*Texto fornecido:*
Talvez seja preocupante que na Coreia do Sul se façam filmes com orçamentos cada vez maiores e que, na data de estreia, ocupem um número esmagador de ecrãs disponíveis, reduzindo o espaço para a diversidade de géneros e propostas, concentrando-se todas as atenções no "blockbuster" da semana, mas a verdade é que «Tube» acabou por desiludir nas bilheteiras locais, o que poderia ser um sinal de que as audiências preferem outro tipo de filme. Por outro lado, de acordo com Darcy Paquet, em Koreanfilm.org, «Taegeukgi» (2004), um filme de Kang Je-kyu, realizador de «Shiri», estreou recentemente num número recorde de ecrãs e está a ser um grande sucesso nas bilheteiras sul-coreanas.
A referência a «Speed» parece ter sido assumida pelo realizador e nada de mal quanto a isso. «Tube» é um filme competente, no que à elaboração e execução das cenas de acção diz respeito. Está repleto de perseguições, tiroteios e combates corpo a corpo, num desfilar de sequências que cumprem com aquilo que se propõem: entretenimento. Mas se o item entretenimento está preenchido, fica a faltar algo a que a maioria de nós costuma dar alguma importância: lógica e coerência. Mesmo não tendo nada contra exageros num filme-pipoca, é difícil de aceitar muitas das coisas que por aqui sucedem, por não se encaixarem no tom geral. Tenta-se fazer um filme de acção, sério, com laivos melodramáticos, reforçados no final (onde se anota o corte mais pronunciado com a mecânica do cinema de Hollywood), mas no meio disto temos de assistir a algumas sequências de acção verdadeiramente cartoonescas.

*Exercícios:*
A - Reproduza o trecho do texto sobre «Tube» desde "Talvez seja preocupante" até "nas bilheteiras sul-coreanas.".
B - Diga se cada afirmação concorda com o texto sobre «Tube», respondendo sim ou não e citando as palavras do texto que o decidem: (i) «Tube» desiludiu nas bilheteiras locais; (ii) «Taegeukgi» estreou num número reduzido de ecrãs; (iii) «Tube» não tem cenas de tiroteio.
C - Segundo o texto sobre «Tube», quem realizou «Taegeukgi»?
As linhas que surgem depois deste texto não têm qualquer papel neste exercício.

*Informação extraída:*
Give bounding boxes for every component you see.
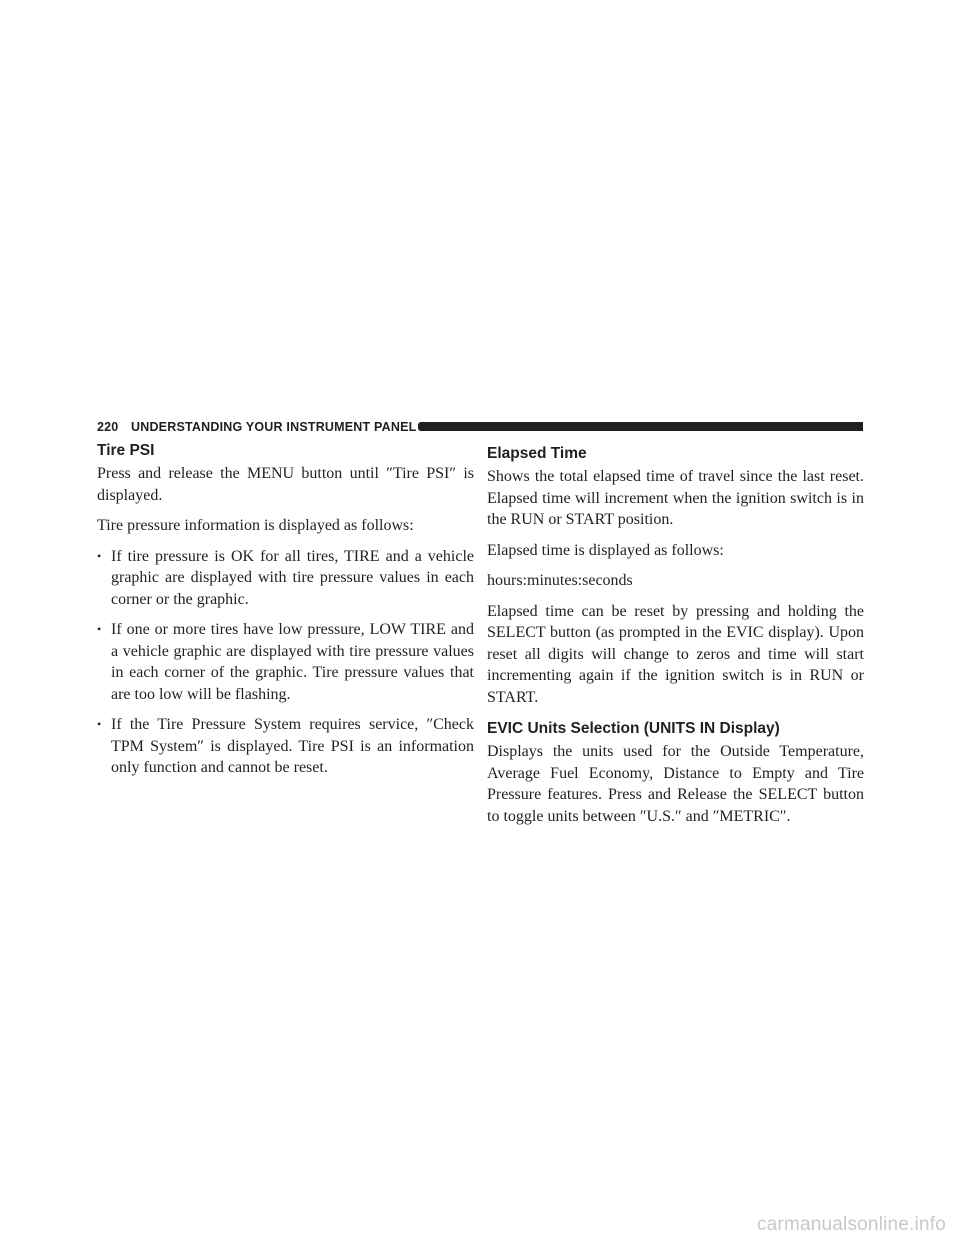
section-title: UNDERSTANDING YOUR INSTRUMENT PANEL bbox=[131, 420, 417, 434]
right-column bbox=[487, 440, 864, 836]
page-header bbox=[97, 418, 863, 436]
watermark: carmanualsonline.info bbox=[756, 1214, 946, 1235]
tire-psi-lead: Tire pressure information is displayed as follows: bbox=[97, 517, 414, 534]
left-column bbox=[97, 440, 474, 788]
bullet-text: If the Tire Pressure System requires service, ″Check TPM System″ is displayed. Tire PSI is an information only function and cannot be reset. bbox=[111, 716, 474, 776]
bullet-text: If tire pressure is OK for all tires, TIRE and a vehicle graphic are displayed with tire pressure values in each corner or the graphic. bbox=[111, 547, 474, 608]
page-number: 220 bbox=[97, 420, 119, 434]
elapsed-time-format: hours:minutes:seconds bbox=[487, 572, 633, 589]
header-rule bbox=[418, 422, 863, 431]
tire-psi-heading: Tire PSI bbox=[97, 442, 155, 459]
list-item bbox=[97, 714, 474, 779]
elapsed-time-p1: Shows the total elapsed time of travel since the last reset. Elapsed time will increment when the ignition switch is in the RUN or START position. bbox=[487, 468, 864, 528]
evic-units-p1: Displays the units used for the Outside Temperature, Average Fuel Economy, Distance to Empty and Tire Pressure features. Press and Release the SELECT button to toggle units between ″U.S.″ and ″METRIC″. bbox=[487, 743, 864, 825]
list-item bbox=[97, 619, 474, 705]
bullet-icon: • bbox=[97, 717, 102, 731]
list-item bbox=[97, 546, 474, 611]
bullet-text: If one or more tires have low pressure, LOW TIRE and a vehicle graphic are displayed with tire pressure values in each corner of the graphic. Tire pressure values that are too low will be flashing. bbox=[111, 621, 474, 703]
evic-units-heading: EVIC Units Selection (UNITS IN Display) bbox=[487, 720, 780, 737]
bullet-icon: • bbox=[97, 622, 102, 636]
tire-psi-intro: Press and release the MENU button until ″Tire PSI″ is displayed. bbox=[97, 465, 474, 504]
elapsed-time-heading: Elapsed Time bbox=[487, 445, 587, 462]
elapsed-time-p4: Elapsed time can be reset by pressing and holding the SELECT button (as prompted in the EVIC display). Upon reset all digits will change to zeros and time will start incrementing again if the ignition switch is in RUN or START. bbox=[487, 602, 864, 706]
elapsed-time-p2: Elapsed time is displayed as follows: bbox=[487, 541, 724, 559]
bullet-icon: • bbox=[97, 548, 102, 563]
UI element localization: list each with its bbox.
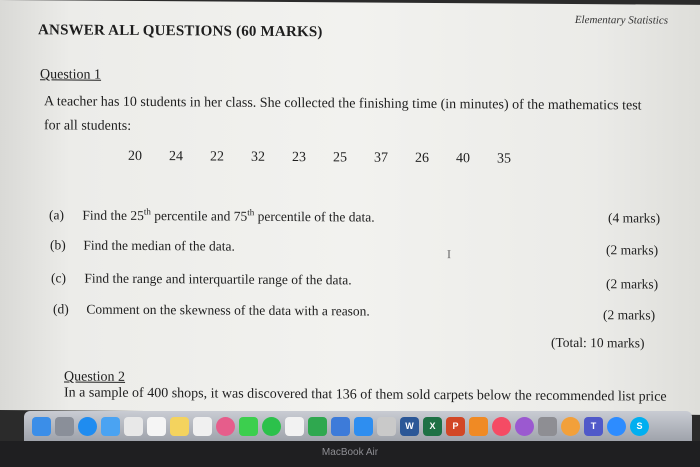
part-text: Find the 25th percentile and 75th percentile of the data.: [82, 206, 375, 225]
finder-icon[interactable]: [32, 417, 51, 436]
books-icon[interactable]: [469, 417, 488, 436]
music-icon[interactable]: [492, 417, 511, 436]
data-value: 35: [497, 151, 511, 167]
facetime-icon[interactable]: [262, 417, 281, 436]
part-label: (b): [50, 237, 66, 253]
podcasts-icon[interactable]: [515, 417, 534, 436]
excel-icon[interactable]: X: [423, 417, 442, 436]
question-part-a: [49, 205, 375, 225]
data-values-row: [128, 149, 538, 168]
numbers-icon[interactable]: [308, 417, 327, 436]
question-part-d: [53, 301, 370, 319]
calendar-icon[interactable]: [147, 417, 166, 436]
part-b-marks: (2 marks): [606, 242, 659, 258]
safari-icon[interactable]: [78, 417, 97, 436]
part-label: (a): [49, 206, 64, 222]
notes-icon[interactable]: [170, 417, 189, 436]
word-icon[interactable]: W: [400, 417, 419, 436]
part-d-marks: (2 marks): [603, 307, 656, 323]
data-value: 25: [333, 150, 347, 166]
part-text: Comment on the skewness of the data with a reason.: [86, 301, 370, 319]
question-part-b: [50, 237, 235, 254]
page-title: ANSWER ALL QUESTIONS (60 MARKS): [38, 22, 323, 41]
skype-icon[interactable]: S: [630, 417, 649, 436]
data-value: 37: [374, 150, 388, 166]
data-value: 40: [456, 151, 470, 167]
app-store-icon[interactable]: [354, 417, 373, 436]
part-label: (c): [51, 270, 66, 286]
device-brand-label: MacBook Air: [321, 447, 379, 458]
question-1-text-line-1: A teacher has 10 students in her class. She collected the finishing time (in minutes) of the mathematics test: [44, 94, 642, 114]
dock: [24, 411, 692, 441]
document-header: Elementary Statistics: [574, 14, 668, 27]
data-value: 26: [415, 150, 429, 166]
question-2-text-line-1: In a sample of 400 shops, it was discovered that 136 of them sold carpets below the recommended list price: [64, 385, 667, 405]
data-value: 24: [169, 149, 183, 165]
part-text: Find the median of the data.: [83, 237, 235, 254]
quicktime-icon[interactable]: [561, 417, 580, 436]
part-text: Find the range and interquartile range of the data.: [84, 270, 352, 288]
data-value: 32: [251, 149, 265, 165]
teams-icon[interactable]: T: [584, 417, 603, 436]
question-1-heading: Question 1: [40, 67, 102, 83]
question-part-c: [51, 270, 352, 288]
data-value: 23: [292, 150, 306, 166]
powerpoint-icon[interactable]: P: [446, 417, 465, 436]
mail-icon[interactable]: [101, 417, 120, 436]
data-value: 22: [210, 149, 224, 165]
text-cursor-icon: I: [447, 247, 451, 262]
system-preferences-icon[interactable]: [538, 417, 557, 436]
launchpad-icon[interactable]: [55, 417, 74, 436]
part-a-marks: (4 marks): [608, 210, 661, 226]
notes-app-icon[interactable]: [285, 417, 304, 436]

*Respostas:*
A -
Talvez seja preocupante que na Coreia do Sul se façam filmes com orçamentos cada vez maiores e que, na data de estreia, ocupem um número esmagador de ecrãs disponíveis, reduzindo o espaço para a diversidade de géneros e propostas, concentrando-se todas as atenções no "blockbuster" da semana, mas a verdade é que «Tube» acabou por desiludir nas bilheteiras locais, o que poderia ser um sinal de que as audiências preferem outro tipo de filme. Por outro lado, de acordo com Darcy Paquet, em Koreanfilm.org, «Taegeukgi» (2004), um filme de Kang Je-kyu, realizador de «Shiri», estreou recentemente num número recorde de ecrãs e está a ser um grande sucesso nas bilheteiras sul-coreanas.

B -
(i) Sim: "«Tube» acabou por desiludir nas bilheteiras locais".
(ii) Não: "estreou recentemente num número recorde de ecrãs".
(iii) Não: "Está repleto de perseguições, tiroteios e combates corpo a corpo".

C - Kang Je-kyu, realizador de «Shiri».